Но, как бывает всегда в подобных случаях, обе стороны были и правы и неправы во взаимном отрицании. Лопатин был неправ в том, что проглядел огромную важность проблем, поставленных частью Кантом, частью новейшим кантианством. (Об этих проблемах подробно говорит моя книга: «Метафизические предположения познания».)— Однако в его возмущении узостью современного кантианства было много справедливого. — И та вера в дух, которую Лопатин вслед за Лейбницем противополагал этим современным отрицателям метафизики, философски более значительна, чем хитросплетения и тонкости современной кантианской схоластики. Тут уже не он, а они проглядели.
Тут было полное взаимное непонимание и взаимная несправедливость. Проникнувшись отвращением к современной философии, он потерял к ней всякий интерес и слишком рано перестал за ней следить: все в ней казалось ему «темным», «не ясным, непонятным». Этими выражениями клеймил он почти все ему современное. А современность, не находя в нем ничего своего, равнодушно пожимала [187] плечами и проходила мимо. С его стороны в отношении к современности было много благодушной русской лени. Он не делал усилий, чтобы принудить себя понять все, что в каком-нибудь Когене или Риккерте было трудным и скучным, потому что был заранее убежден, что труд не окупится. Но с другой стороны, Лопатину платили сторицею и равнодушием и, в особенности, — непониманием.

=== СОБРАННЫЙ МАТЕРИАЛ ===
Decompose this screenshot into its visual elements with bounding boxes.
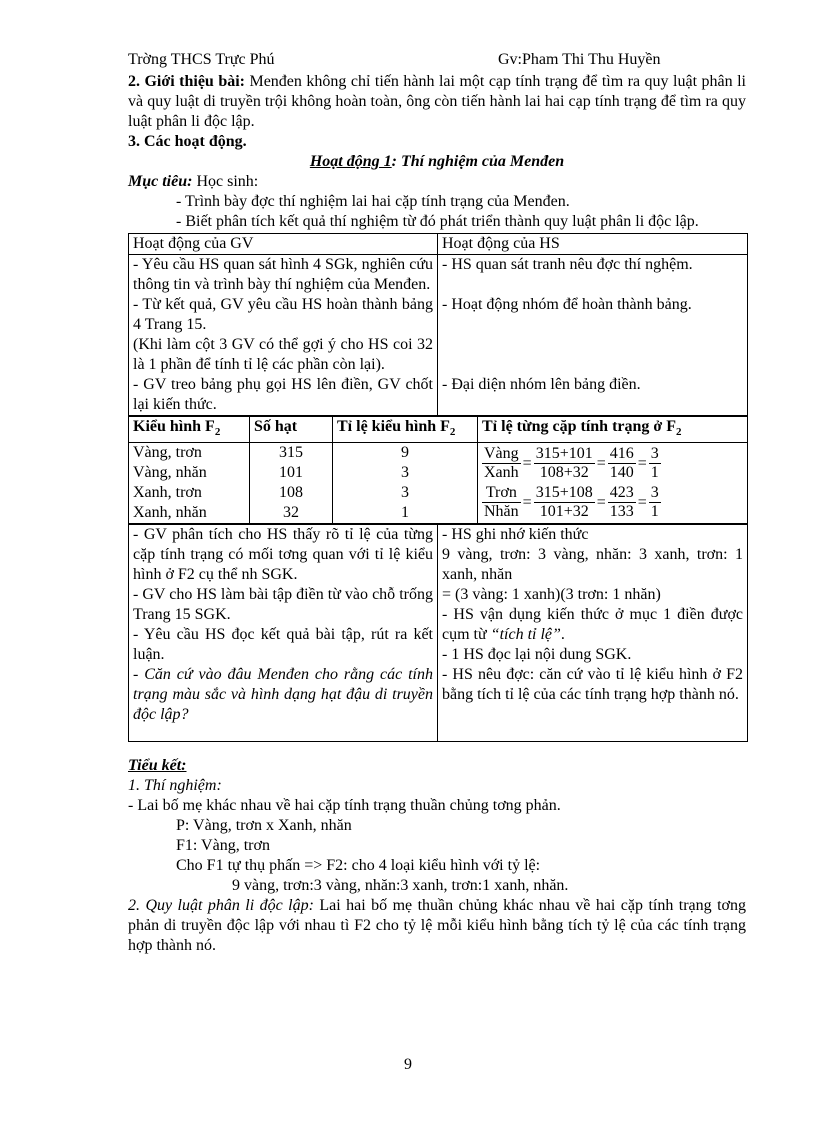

=== ЧТО НУЖНО СДЕЛАТЬ ===
a) Ответьте по тексту о Лопатине на три вопроса.
(i) Вслед за каким мыслителем Лопатин противополагал веру в дух отрицателям метафизики?
(ii) В какой своей книге автор подробно говорит о проблемах, поставленных Кантом и новейшим кантианством?
(iii) Какие два имени названы там, где речь идёт о трудном и скучном, что Лопатин не заставлял себя понять?
b) Определите, согласуются ли с текстом о Лопатине следующие утверждения. Каждый ответ подтвердите точной цитатой.
(i) Лопатин долго и внимательно следил за современной философией.
(ii) Автор считает, что в возмущении Лопатина узостью современного кантианства было много справедливого.
(iii) Современность отвечала Лопатину равнодушием и непониманием.

=== РЕШЕНИЯ ПО ЗАДАНИЯМ ===
a)
(i) Вслед за Лейбницем.
(ii) В книге «Метафизические предположения познания».
(iii) Коген и Риккерт.

b)
(i) Нет: «слишком рано перестал за ней следить».
(ii) Да: «Однако в его возмущении узостью современного кантианства было много справедливого».
(iii) Да: «Лопатину платили сторицею и равнодушием и, в особенности, — непониманием».